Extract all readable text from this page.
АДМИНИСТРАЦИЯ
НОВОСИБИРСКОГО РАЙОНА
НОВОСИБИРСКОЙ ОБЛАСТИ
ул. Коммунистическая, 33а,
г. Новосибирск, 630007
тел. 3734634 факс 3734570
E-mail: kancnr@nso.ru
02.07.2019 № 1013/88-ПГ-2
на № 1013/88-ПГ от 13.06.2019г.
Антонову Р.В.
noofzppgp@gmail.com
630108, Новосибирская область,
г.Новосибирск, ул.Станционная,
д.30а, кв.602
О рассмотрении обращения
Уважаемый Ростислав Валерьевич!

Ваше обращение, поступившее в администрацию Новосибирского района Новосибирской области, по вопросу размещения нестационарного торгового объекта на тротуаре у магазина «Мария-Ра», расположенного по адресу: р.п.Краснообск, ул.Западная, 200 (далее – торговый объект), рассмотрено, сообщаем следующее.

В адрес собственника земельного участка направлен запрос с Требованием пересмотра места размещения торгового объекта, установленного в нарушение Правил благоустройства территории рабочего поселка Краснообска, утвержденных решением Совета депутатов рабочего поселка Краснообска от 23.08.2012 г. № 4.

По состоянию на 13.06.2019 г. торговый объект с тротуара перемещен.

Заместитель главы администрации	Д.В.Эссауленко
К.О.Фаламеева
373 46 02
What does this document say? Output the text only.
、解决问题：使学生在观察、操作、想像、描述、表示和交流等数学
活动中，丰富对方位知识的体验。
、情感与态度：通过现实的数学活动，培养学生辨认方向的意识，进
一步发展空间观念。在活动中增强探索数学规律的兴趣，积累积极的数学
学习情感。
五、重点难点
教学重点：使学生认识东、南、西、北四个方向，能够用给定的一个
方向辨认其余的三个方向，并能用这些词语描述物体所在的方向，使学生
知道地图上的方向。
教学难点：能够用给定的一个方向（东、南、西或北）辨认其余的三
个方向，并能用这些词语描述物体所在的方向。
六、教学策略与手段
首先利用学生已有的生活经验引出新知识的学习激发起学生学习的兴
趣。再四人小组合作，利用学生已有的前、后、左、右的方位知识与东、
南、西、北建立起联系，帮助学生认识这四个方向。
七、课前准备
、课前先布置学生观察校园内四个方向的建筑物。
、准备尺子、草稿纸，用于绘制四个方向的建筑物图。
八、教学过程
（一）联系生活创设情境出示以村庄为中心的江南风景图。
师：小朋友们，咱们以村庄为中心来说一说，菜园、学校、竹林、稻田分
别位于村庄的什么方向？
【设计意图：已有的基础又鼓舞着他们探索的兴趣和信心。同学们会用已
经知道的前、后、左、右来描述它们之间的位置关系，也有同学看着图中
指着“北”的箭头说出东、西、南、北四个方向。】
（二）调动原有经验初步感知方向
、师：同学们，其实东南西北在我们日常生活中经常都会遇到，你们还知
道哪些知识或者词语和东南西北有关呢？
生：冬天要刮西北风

- [Prompt]
Extract all the entries word for word.

- [Answer to this task]
Extract all readable text from this page.
АДМИНИСТРАЦИЯ
НОВОСИБИРСКОГО РАЙОНА
НОВОСИБИРСКОЙ ОБЛАСТИ
ул. Коммунистическая, 33а,
г. Новосибирск, 630007
тел. 3734634 факс 3734570
E-mail: kancnr@nso.ru
02.07.2019 № 1013/88-ПГ-2
на № 1013/88-ПГ от 13.06.2019г.
Антонову Р.В.
noofzppgp@gmail.com
630108, Новосибирская область,
г.Новосибирск, ул.Станционная,
д.30а, кв.602
О рассмотрении обращения
Уважаемый Ростислав Валерьевич!

Ваше обращение, поступившее в администрацию Новосибирского района Новосибирской области, по вопросу размещения нестационарного торгового объекта на тротуаре у магазина «Мария-Ра», расположенного по адресу: р.п.Краснообск, ул.Западная, 200 (далее – торговый объект), рассмотрено, сообщаем следующее.

В адрес собственника земельного участка направлен запрос с Требованием пересмотра места размещения торгового объекта, установленного в нарушение Правил благоустройства территории рабочего поселка Краснообска, утвержденных решением Совета депутатов рабочего поселка Краснообска от 23.08.2012 г. № 4.

По состоянию на 13.06.2019 г. торговый объект с тротуара перемещен.

Заместитель главы администрации	Д.В.Эссауленко
К.О.Фаламеева
373 46 02
What does this document say? Output the text only.
、解决问题：使学生在观察、操作、想像、描述、表示和交流等数学
活动中，丰富对方位知识的体验。
、情感与态度：通过现实的数学活动，培养学生辨认方向的意识，进
一步发展空间观念。在活动中增强探索数学规律的兴趣，积累积极的数学
学习情感。
五、重点难点
教学重点：使学生认识东、南、西、北四个方向，能够用给定的一个
方向辨认其余的三个方向，并能用这些词语描述物体所在的方向，使学生
知道地图上的方向。
教学难点：能够用给定的一个方向（东、南、西或北）辨认其余的三
个方向，并能用这些词语描述物体所在的方向。
六、教学策略与手段
首先利用学生已有的生活经验引出新知识的学习激发起学生学习的兴
趣。再四人小组合作，利用学生已有的前、后、左、右的方位知识与东、
南、西、北建立起联系，帮助学生认识这四个方向。
七、课前准备
、课前先布置学生观察校园内四个方向的建筑物。
、准备尺子、草稿纸，用于绘制四个方向的建筑物图。
八、教学过程
（一）联系生活创设情境出示以村庄为中心的江南风景图。
师：小朋友们，咱们以村庄为中心来说一说，菜园、学校、竹林、稻田分
别位于村庄的什么方向？
【设计意图：已有的基础又鼓舞着他们探索的兴趣和信心。同学们会用已
经知道的前、后、左、右来描述它们之间的位置关系，也有同学看着图中
指着“北”的箭头说出东、西、南、北四个方向。】
（二）调动原有经验初步感知方向
、师：同学们，其实东南西北在我们日常生活中经常都会遇到，你们还知
道哪些知识或者词语和东南西北有关呢？
生：冬天要刮西北风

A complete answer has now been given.